▸ **What to do**
Wherever the word "Configuration" appears in the entries, copy the whole line.

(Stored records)
——————————
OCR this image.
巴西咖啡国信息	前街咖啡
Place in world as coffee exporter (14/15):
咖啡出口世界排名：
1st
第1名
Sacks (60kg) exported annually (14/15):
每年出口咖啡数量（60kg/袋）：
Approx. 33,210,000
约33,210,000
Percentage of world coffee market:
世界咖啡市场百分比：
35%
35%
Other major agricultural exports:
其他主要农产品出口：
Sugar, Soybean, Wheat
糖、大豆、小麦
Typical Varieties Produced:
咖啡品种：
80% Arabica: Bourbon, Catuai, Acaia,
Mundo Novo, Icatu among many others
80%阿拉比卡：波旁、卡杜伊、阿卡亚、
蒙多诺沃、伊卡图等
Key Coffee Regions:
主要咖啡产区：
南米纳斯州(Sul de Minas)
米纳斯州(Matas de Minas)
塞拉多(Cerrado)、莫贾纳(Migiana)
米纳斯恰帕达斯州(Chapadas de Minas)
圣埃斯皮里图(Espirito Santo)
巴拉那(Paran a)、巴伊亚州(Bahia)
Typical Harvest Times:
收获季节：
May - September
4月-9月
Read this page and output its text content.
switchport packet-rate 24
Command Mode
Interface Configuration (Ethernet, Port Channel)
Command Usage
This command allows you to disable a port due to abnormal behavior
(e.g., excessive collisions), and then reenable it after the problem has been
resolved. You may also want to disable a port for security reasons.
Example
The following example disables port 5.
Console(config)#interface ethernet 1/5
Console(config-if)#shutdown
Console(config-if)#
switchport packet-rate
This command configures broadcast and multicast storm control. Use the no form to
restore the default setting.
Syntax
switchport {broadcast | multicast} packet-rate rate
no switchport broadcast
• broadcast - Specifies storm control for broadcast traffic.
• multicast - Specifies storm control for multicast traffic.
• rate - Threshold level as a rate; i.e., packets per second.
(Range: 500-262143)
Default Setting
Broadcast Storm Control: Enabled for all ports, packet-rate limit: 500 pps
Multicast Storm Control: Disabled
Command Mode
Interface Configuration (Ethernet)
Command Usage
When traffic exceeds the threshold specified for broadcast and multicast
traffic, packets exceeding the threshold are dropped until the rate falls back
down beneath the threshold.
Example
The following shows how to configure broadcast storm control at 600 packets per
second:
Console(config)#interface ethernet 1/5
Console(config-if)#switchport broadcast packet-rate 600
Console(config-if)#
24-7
——————————
▸ **Solved problem**
Interface Configuration (Ethernet, Port Channel)
Interface Configuration (Ethernet)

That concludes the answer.